== 課題の指示 ==
本文抜粋の「前回のあらすじ」では、ジロンがペースを崩されて命からがら逃げ出すと書かれています。その原因を一文から三文で説明しなさい。

== 本文抜粋 ==

= = = = = = =

第47話 エルチ目覚めよ

前回のあらすじ
ジビリアンの片隅からイノセントに対抗しようとする力が生まれ、
アイアン・ギアーのクルー達も、自分達の考えとは別に、その渦の中に巻き込まれていった……。
せっかくエルチを連れ戻したものの、どうしていいのか分からない。
愛さえあれば万事解決……と行かない所が、シリアス・ドラマの辛さです。
挙句の果てに、アーサー・ランクが頑張って、カシム退治に張り切れば、
ジロン、ペースを崩されて、命からがら逃げ出します。
ポイント攻めはやめたい所。本当にシリアス・ドラマになるのかな?
ゲラバ
「何? カシム・キングがVポイントを脱出した?」
「どうして? 決戦場所じゃなかったのか?」
「Vポイントにはティンプのギブロスが居るんだろ、ティンプの」
ホーラ
「そうだ。任せときゃいいんだよ、任せときゃ」
「えへへっ……」
ラグ
「こいつ、一体幾つ機銃があるんだよ」

= = = = = = =

== 行の一覧 ==
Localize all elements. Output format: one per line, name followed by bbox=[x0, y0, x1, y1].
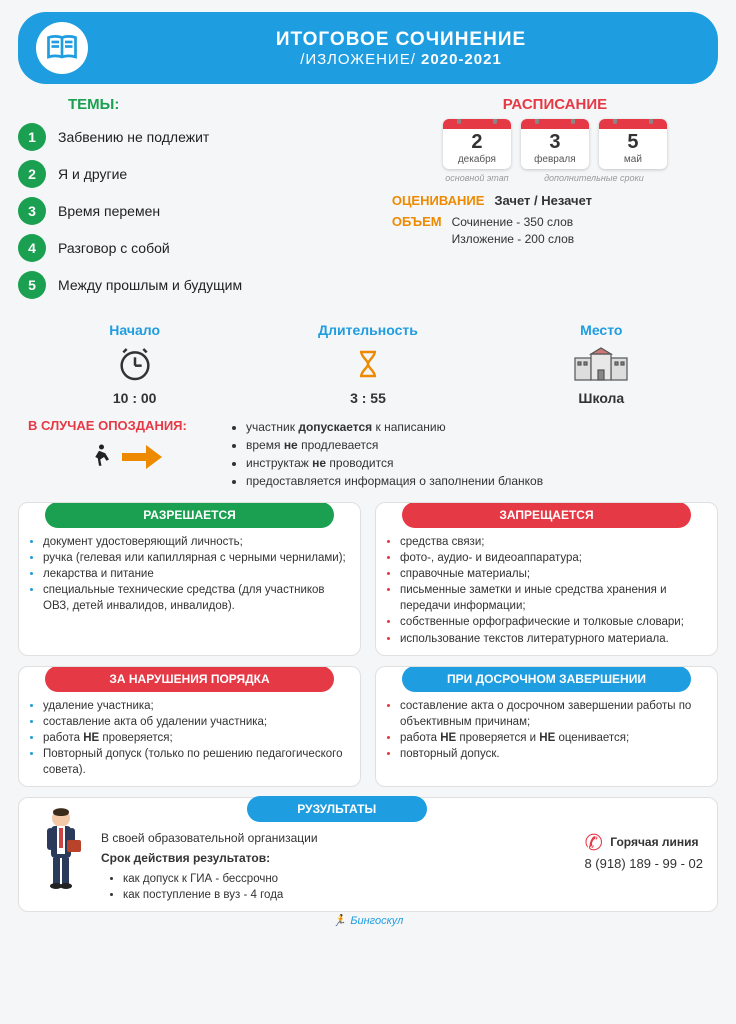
calendar-card: 2декабря bbox=[443, 119, 511, 169]
late-rules: участник допускается к написанию время н… bbox=[230, 418, 708, 490]
themes-section: ТЕМЫ: 1Забвению не подлежит 2Я и другие … bbox=[18, 96, 374, 308]
theme-item: 3Время перемен bbox=[18, 197, 374, 225]
theme-number: 1 bbox=[18, 123, 46, 151]
theme-number: 3 bbox=[18, 197, 46, 225]
violation-title: ЗА НАРУШЕНИЯ ПОРЯДКА bbox=[45, 666, 335, 692]
results-validity-title: Срок действия результатов: bbox=[101, 851, 270, 865]
calendar-card: 3февраля bbox=[521, 119, 589, 169]
schedule-title: РАСПИСАНИЕ bbox=[392, 96, 718, 113]
late-section: В СЛУЧАЕ ОПОЗДАНИЯ: участник допускается… bbox=[18, 418, 718, 490]
school-icon bbox=[485, 344, 718, 384]
forbidden-box: ЗАПРЕЩАЕТСЯ средства связи; фото-, аудио… bbox=[375, 502, 718, 656]
themes-title: ТЕМЫ: bbox=[68, 96, 374, 113]
allowed-title: РАЗРЕШАЕТСЯ bbox=[45, 502, 335, 528]
info-row: Начало 10 : 00 Длительность 3 : 55 Место… bbox=[18, 322, 718, 406]
info-place: Место Школа bbox=[485, 322, 718, 406]
theme-item: 2Я и другие bbox=[18, 160, 374, 188]
results-where: В своей образовательной организации bbox=[101, 831, 572, 845]
theme-item: 4Разговор с собой bbox=[18, 234, 374, 262]
person-icon bbox=[33, 804, 89, 897]
results-box: РУЗУЛЬТАТЫ В своей образовательной орган… bbox=[18, 797, 718, 912]
early-title: ПРИ ДОСРОЧНОМ ЗАВЕРШЕНИИ bbox=[402, 666, 692, 692]
hotline-block: ✆ Горячая линия 8 (918) 189 - 99 - 02 bbox=[584, 830, 703, 871]
header-subtitle: /ИЗЛОЖЕНИЕ/ 2020-2021 bbox=[102, 51, 700, 68]
results-title: РУЗУЛЬТАТЫ bbox=[247, 796, 427, 822]
violation-box: ЗА НАРУШЕНИЯ ПОРЯДКА удаление участника;… bbox=[18, 666, 361, 787]
early-box: ПРИ ДОСРОЧНОМ ЗАВЕРШЕНИИ составление акт… bbox=[375, 666, 718, 787]
schedule-label-extra: дополнительные сроки bbox=[521, 173, 667, 183]
theme-number: 4 bbox=[18, 234, 46, 262]
allowed-box: РАЗРЕШАЕТСЯ документ удостоверяющий личн… bbox=[18, 502, 361, 656]
hotline-phone: 8 (918) 189 - 99 - 02 bbox=[584, 856, 703, 871]
schedule-section: РАСПИСАНИЕ 2декабря 3февраля 5май основн… bbox=[392, 96, 718, 308]
header-title: ИТОГОВОЕ СОЧИНЕНИЕ bbox=[102, 29, 700, 51]
info-start: Начало 10 : 00 bbox=[18, 322, 251, 406]
theme-number: 5 bbox=[18, 271, 46, 299]
phone-icon: ✆ bbox=[584, 830, 602, 856]
runner-icon: 🏃 bbox=[333, 915, 347, 927]
theme-item: 5Между прошлым и будущим bbox=[18, 271, 374, 299]
clock-icon bbox=[18, 344, 251, 384]
theme-number: 2 bbox=[18, 160, 46, 188]
arrow-right-icon bbox=[122, 445, 162, 472]
book-icon bbox=[36, 22, 88, 74]
theme-item: 1Забвению не подлежит bbox=[18, 123, 374, 151]
header: ИТОГОВОЕ СОЧИНЕНИЕ /ИЗЛОЖЕНИЕ/ 2020-2021 bbox=[18, 12, 718, 84]
evaluation-row: ОЦЕНИВАНИЕ Зачет / Незачет bbox=[392, 193, 718, 208]
schedule-label-main: основной этап bbox=[443, 173, 511, 183]
late-title: В СЛУЧАЕ ОПОЗДАНИЯ: bbox=[28, 418, 218, 433]
calendar-card: 5май bbox=[599, 119, 667, 169]
running-person-icon bbox=[84, 439, 114, 478]
volume-row: ОБЪЕМ Сочинение - 350 слов Изложение - 2… bbox=[392, 214, 718, 248]
info-duration: Длительность 3 : 55 bbox=[251, 322, 484, 406]
hourglass-icon bbox=[251, 344, 484, 384]
footer: 🏃Бингоскул bbox=[18, 914, 718, 927]
forbidden-title: ЗАПРЕЩАЕТСЯ bbox=[402, 502, 692, 528]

= = = = = = =

== 解答 ==
アーサー・ランクが頑張ってカシム退治に張り切ったことが原因です。そのためジロンはペースを崩され、命からがら逃げ出すことになります。